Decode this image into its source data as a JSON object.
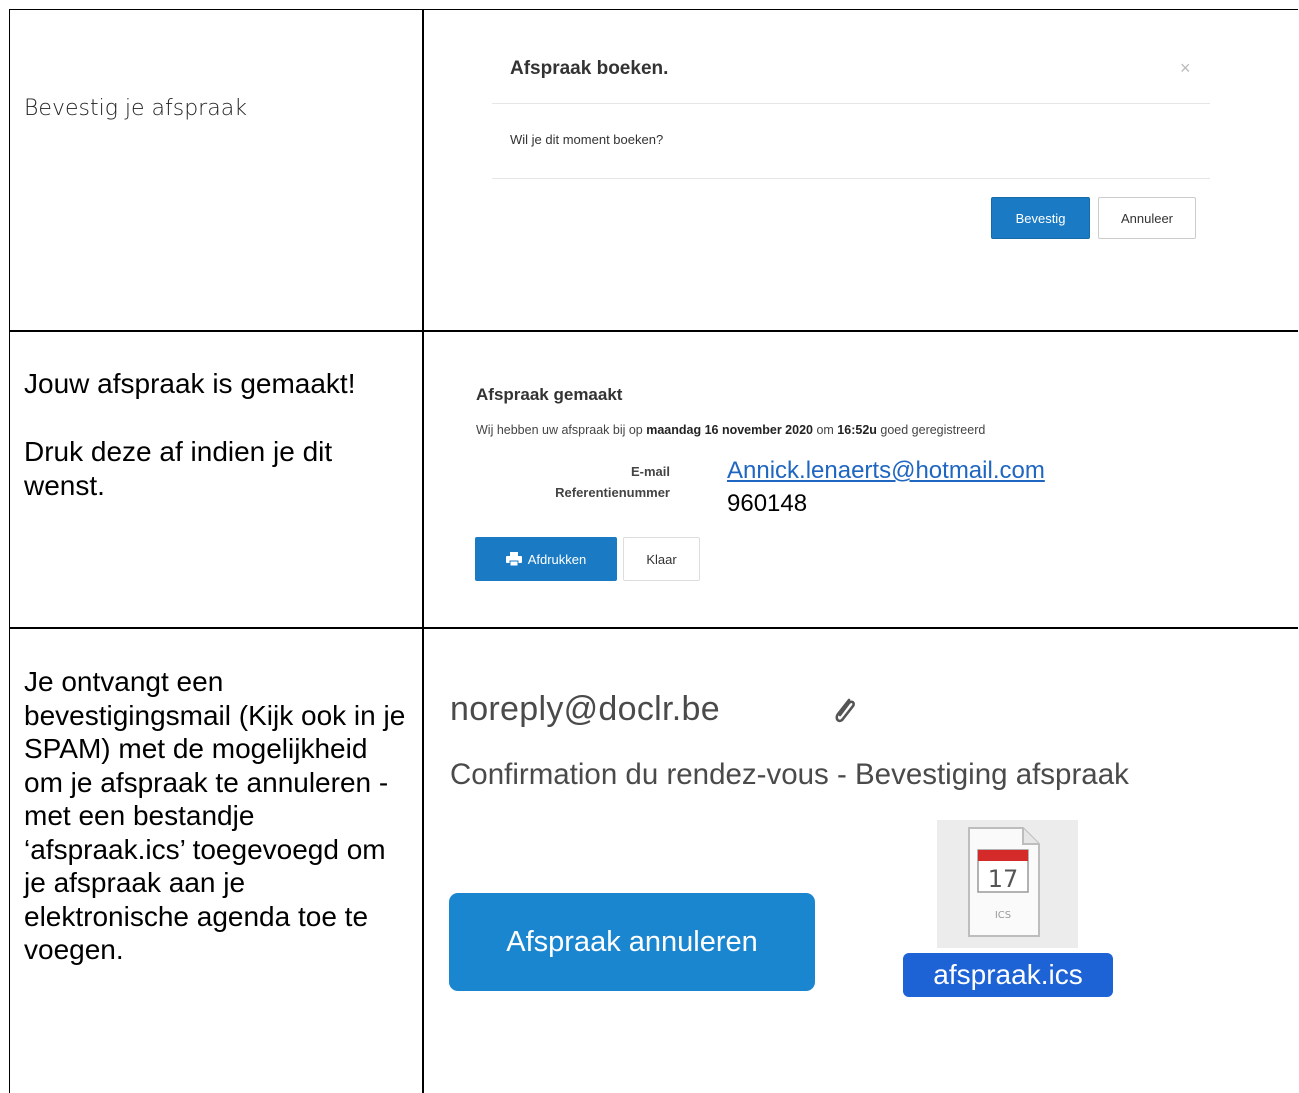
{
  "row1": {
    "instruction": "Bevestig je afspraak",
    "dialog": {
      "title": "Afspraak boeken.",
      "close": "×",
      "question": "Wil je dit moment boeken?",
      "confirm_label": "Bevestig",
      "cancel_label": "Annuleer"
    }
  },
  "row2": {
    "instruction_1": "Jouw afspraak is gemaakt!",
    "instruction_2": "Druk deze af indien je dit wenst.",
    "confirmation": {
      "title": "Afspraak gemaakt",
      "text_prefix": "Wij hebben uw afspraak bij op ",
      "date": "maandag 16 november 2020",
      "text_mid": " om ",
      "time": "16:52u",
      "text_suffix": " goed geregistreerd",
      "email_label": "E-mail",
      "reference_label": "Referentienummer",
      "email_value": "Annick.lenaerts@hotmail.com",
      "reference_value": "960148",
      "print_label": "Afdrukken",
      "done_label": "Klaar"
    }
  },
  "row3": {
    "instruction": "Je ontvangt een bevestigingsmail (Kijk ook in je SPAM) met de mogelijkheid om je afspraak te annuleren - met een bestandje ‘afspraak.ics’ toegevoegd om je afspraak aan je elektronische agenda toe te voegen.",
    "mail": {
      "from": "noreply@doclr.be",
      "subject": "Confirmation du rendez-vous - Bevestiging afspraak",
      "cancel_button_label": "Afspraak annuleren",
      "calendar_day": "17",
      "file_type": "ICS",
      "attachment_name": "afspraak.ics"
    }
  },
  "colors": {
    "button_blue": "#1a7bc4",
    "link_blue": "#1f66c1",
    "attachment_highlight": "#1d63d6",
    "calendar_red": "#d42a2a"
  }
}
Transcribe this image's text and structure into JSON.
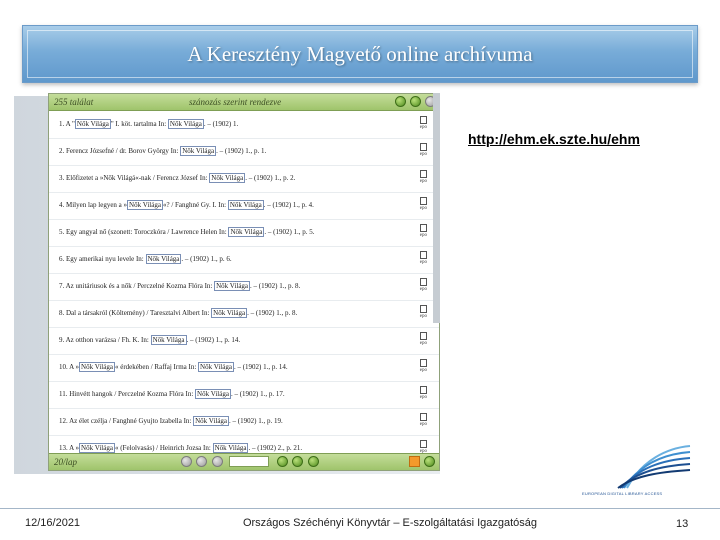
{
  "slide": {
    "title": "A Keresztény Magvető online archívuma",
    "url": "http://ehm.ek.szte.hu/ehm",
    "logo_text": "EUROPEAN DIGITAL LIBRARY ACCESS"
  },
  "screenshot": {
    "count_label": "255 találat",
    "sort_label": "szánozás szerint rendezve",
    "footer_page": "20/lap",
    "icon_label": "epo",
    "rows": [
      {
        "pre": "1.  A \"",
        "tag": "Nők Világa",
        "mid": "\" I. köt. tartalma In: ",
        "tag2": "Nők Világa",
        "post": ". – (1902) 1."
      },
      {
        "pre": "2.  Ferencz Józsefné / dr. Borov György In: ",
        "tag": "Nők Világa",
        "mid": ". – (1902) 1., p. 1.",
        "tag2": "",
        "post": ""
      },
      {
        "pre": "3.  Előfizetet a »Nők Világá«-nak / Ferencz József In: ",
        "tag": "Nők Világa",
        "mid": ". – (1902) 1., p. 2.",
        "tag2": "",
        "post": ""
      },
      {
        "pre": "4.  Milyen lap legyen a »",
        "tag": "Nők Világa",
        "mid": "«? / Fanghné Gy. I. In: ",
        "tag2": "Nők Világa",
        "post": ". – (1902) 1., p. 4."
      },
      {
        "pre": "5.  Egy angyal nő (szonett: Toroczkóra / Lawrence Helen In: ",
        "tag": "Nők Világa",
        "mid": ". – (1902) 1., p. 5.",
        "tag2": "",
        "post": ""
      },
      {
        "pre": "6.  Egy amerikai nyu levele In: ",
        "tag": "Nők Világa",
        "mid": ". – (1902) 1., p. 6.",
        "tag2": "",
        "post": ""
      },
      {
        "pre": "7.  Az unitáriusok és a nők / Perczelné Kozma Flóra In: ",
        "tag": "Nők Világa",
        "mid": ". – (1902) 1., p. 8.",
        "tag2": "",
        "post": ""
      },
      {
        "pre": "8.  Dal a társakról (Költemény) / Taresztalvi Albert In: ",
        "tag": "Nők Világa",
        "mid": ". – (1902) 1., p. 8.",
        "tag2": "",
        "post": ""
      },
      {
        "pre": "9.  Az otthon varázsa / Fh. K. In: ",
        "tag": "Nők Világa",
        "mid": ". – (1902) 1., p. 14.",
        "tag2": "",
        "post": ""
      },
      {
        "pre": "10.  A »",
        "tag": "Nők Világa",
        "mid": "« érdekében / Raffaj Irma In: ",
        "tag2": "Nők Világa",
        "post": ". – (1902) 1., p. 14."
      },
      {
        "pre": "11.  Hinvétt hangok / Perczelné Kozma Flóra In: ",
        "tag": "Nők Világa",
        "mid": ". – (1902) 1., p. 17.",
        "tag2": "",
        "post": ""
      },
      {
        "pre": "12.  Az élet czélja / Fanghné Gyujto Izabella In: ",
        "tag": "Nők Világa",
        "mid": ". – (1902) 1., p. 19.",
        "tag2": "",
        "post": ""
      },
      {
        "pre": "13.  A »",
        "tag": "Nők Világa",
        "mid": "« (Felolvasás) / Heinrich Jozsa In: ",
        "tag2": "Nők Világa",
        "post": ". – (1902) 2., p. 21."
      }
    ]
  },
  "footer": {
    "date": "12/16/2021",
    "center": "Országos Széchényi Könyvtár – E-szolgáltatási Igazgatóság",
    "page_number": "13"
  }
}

■ **PROBLEM DESCRIPTION**: In the entries above, identify every line with the string "boeken".

■ **EXERCISE SOLUTION**:
      "title": "Afspraak boeken.",
      "question": "Wil je dit moment boeken?",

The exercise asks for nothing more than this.